▸ **Collection entries**:
# # # # #

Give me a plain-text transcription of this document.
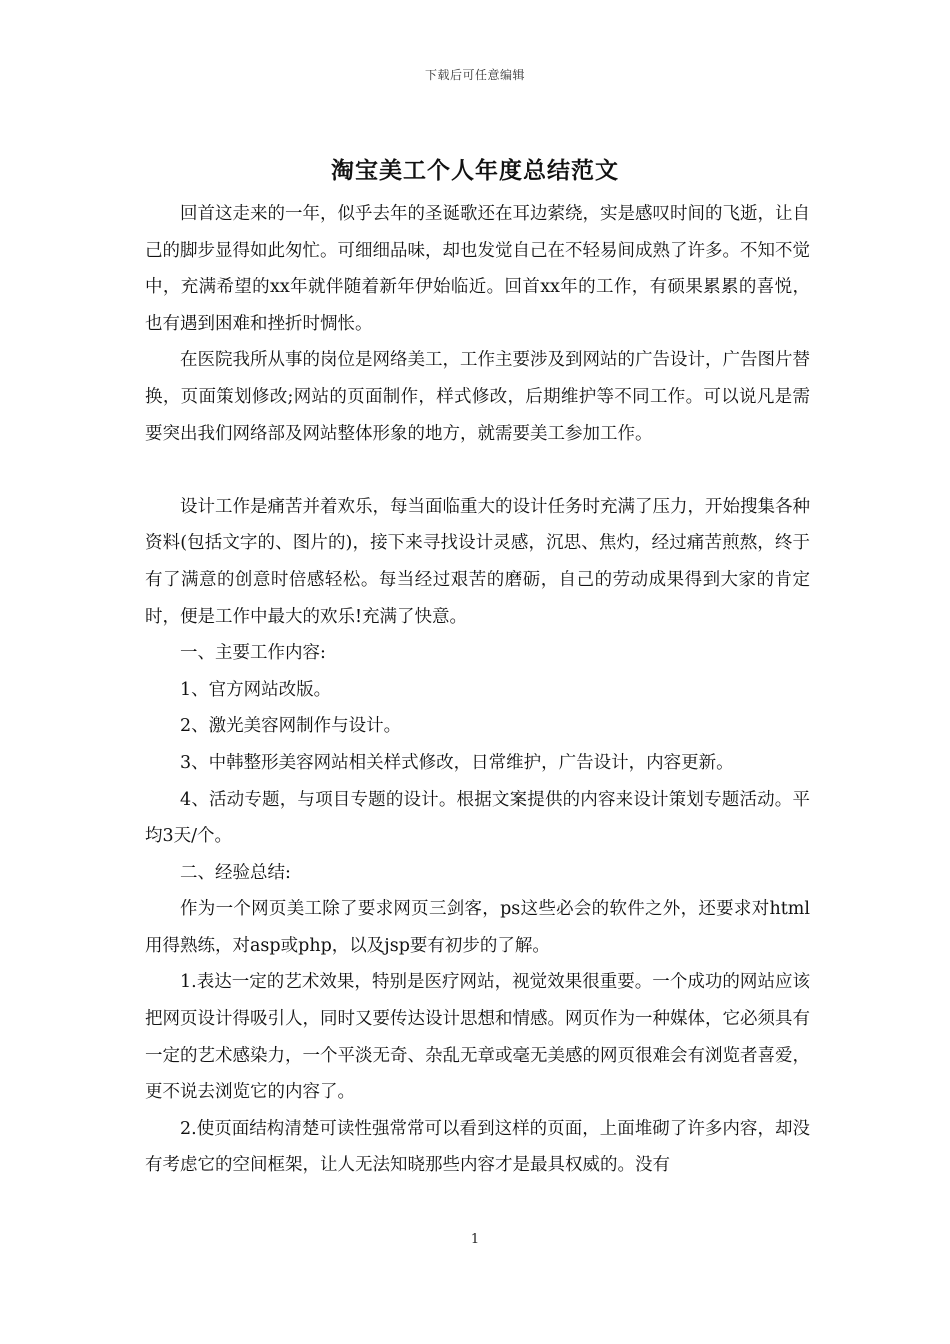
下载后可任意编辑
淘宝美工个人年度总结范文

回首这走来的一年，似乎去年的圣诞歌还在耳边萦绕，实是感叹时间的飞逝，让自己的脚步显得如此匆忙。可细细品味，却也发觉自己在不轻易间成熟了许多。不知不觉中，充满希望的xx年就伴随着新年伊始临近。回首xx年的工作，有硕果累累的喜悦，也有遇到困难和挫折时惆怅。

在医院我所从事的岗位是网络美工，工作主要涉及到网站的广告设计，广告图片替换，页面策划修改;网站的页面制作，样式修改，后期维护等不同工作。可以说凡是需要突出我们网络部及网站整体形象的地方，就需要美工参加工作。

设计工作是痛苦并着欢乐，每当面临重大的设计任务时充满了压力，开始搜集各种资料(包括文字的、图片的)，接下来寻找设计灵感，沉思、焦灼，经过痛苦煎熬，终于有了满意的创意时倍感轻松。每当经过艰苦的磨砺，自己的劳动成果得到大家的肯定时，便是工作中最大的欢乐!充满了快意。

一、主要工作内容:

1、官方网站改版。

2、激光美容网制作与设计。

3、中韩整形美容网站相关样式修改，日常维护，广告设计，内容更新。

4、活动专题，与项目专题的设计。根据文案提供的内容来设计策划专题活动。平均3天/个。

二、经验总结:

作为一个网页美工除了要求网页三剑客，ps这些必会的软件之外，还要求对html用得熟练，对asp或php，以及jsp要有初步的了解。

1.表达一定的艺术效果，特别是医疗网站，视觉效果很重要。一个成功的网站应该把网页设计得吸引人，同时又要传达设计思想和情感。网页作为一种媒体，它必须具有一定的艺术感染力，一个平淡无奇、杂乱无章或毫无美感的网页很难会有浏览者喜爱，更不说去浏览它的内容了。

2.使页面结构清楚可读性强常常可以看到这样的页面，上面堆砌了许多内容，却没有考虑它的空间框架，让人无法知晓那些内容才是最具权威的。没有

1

# # # # #

▸ **Written instruction**:
Reproduce the records verbatim, omitting all images they contain.

▸ **The response**:
Give me a plain-text transcription of this document.
下载后可任意编辑
淘宝美工个人年度总结范文

回首这走来的一年，似乎去年的圣诞歌还在耳边萦绕，实是感叹时间的飞逝，让自己的脚步显得如此匆忙。可细细品味，却也发觉自己在不轻易间成熟了许多。不知不觉中，充满希望的xx年就伴随着新年伊始临近。回首xx年的工作，有硕果累累的喜悦，也有遇到困难和挫折时惆怅。

在医院我所从事的岗位是网络美工，工作主要涉及到网站的广告设计，广告图片替换，页面策划修改;网站的页面制作，样式修改，后期维护等不同工作。可以说凡是需要突出我们网络部及网站整体形象的地方，就需要美工参加工作。

设计工作是痛苦并着欢乐，每当面临重大的设计任务时充满了压力，开始搜集各种资料(包括文字的、图片的)，接下来寻找设计灵感，沉思、焦灼，经过痛苦煎熬，终于有了满意的创意时倍感轻松。每当经过艰苦的磨砺，自己的劳动成果得到大家的肯定时，便是工作中最大的欢乐!充满了快意。

一、主要工作内容:

1、官方网站改版。

2、激光美容网制作与设计。

3、中韩整形美容网站相关样式修改，日常维护，广告设计，内容更新。

4、活动专题，与项目专题的设计。根据文案提供的内容来设计策划专题活动。平均3天/个。

二、经验总结:

作为一个网页美工除了要求网页三剑客，ps这些必会的软件之外，还要求对html用得熟练，对asp或php，以及jsp要有初步的了解。

1.表达一定的艺术效果，特别是医疗网站，视觉效果很重要。一个成功的网站应该把网页设计得吸引人，同时又要传达设计思想和情感。网页作为一种媒体，它必须具有一定的艺术感染力，一个平淡无奇、杂乱无章或毫无美感的网页很难会有浏览者喜爱，更不说去浏览它的内容了。

2.使页面结构清楚可读性强常常可以看到这样的页面，上面堆砌了许多内容，却没有考虑它的空间框架，让人无法知晓那些内容才是最具权威的。没有

1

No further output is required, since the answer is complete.